→ **Directions for this task**: Every line that holds "JSON" should be shown.

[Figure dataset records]
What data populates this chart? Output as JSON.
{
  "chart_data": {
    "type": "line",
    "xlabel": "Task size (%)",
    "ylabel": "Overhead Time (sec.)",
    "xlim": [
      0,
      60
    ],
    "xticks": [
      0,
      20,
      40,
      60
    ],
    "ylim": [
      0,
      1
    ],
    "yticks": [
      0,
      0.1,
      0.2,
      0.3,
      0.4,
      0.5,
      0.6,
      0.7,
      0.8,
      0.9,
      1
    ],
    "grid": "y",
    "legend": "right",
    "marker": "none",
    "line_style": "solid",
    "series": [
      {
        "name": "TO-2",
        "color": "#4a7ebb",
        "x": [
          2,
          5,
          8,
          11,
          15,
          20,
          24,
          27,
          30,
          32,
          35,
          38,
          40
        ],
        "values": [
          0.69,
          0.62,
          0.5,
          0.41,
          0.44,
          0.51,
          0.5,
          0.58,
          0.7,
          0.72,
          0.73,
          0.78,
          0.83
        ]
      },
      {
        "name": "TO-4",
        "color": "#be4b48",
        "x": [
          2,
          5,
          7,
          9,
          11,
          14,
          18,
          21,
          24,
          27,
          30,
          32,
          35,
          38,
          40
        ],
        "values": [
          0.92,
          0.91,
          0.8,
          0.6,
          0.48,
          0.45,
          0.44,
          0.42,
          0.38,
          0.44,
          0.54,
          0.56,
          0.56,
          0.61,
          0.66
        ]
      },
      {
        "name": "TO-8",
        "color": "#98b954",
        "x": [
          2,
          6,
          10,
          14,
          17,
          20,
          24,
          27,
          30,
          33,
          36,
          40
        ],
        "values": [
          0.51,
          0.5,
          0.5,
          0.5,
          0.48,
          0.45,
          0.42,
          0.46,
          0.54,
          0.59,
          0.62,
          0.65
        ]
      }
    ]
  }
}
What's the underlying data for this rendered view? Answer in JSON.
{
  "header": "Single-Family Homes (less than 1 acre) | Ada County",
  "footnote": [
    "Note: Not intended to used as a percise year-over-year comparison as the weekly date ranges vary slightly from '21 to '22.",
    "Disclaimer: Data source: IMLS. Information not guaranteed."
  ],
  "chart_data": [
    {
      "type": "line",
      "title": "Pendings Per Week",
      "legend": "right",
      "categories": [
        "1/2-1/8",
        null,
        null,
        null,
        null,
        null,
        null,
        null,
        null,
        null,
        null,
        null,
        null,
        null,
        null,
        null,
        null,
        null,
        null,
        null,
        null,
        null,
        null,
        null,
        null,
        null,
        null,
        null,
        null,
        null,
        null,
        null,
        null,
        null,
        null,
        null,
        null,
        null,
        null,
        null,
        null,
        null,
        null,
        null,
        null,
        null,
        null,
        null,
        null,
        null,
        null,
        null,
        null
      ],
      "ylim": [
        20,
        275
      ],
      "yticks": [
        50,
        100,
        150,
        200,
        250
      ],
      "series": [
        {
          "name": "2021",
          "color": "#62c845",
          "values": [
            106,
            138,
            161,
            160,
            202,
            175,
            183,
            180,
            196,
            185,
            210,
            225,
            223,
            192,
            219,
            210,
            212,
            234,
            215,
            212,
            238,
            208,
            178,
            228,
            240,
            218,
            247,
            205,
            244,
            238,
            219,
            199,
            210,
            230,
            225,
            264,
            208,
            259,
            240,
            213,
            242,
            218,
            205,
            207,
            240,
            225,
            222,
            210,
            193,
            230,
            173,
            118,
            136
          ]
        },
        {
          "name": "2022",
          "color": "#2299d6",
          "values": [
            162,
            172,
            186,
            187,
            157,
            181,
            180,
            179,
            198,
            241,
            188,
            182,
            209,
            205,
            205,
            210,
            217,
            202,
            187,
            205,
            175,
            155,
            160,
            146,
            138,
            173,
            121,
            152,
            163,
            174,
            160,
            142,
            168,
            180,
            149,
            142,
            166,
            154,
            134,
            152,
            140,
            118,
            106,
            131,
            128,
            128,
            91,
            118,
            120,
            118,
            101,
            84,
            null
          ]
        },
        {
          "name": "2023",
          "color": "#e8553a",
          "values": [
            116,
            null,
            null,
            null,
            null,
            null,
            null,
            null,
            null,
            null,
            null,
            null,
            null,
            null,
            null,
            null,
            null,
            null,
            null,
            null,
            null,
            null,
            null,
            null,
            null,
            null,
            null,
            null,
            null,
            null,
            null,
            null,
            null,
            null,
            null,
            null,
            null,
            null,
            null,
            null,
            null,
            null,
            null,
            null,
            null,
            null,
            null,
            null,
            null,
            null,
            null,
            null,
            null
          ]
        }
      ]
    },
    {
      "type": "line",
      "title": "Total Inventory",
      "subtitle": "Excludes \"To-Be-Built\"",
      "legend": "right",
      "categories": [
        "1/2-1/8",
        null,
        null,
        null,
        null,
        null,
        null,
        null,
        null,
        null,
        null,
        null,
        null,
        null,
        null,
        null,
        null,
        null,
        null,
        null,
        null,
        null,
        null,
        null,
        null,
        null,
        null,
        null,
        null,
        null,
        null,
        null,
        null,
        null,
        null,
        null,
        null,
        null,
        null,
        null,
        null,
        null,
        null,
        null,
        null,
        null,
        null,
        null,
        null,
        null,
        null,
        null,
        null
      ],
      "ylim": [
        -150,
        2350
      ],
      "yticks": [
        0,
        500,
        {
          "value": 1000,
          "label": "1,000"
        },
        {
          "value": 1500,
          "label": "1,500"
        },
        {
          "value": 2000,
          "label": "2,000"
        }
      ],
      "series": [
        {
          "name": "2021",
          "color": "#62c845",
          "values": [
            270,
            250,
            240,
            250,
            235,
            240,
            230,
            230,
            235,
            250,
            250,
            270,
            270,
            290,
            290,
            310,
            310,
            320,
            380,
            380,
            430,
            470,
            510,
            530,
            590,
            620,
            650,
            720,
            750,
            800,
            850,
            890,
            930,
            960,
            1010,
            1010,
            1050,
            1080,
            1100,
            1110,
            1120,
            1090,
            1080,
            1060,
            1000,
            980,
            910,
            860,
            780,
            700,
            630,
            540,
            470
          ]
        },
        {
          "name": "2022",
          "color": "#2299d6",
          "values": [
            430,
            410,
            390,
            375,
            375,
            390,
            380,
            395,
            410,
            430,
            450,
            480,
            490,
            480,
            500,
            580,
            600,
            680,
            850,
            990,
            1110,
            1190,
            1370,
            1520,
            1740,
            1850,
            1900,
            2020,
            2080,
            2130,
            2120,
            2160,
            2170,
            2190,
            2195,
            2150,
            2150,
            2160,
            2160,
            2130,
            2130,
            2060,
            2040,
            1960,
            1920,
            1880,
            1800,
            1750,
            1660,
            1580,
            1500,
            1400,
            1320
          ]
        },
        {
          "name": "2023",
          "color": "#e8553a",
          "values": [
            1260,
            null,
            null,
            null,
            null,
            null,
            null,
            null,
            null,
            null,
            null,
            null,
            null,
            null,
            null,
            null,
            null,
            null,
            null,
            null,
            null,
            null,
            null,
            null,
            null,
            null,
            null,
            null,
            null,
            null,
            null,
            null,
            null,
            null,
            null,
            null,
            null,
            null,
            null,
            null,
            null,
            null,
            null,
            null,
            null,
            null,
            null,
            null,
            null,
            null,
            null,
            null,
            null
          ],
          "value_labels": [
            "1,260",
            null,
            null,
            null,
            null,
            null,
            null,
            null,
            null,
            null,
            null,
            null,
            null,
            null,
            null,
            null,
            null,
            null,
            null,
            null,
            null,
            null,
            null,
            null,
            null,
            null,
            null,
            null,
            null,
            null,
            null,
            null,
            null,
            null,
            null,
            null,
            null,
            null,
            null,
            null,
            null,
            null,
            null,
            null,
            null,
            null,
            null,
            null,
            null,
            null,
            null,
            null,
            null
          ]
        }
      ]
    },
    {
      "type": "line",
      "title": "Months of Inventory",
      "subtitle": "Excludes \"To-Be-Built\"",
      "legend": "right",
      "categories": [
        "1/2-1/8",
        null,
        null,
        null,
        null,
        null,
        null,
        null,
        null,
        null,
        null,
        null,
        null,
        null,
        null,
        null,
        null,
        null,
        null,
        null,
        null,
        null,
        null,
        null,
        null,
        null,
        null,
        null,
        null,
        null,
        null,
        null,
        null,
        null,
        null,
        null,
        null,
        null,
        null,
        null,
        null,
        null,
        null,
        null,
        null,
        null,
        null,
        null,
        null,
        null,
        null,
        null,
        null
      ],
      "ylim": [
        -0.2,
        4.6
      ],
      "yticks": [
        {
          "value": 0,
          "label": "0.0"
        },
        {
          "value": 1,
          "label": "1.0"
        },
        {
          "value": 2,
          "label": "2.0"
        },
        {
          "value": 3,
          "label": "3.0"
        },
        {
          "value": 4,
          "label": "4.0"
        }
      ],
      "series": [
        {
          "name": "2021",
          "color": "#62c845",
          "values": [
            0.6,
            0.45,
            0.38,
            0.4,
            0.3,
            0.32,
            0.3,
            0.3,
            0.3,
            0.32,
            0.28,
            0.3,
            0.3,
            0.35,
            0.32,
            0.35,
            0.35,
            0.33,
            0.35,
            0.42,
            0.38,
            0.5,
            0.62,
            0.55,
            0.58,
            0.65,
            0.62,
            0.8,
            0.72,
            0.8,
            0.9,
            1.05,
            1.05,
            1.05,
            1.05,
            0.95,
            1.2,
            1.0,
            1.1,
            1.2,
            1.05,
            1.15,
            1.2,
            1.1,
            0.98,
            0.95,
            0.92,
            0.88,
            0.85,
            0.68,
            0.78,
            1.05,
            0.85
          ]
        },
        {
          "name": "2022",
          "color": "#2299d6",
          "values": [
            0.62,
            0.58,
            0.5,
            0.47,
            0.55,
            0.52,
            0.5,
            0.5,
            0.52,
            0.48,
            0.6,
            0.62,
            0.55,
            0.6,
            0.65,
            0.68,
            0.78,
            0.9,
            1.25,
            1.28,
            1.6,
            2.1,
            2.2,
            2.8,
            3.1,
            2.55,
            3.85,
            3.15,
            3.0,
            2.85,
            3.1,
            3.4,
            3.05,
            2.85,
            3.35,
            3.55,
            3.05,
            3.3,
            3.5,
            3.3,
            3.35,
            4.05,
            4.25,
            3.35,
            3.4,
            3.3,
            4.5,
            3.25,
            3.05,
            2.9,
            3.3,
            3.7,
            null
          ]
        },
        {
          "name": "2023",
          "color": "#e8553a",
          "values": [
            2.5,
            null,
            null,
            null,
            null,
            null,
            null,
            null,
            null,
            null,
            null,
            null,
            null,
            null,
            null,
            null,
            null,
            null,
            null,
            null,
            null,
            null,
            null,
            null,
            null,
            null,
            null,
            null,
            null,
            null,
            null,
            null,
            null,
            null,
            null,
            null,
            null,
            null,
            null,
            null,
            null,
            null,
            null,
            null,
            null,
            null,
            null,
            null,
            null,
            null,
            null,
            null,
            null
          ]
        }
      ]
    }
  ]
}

→ **Result**:
What data populates this chart? Output as JSON.
What's the underlying data for this rendered view? Answer in JSON.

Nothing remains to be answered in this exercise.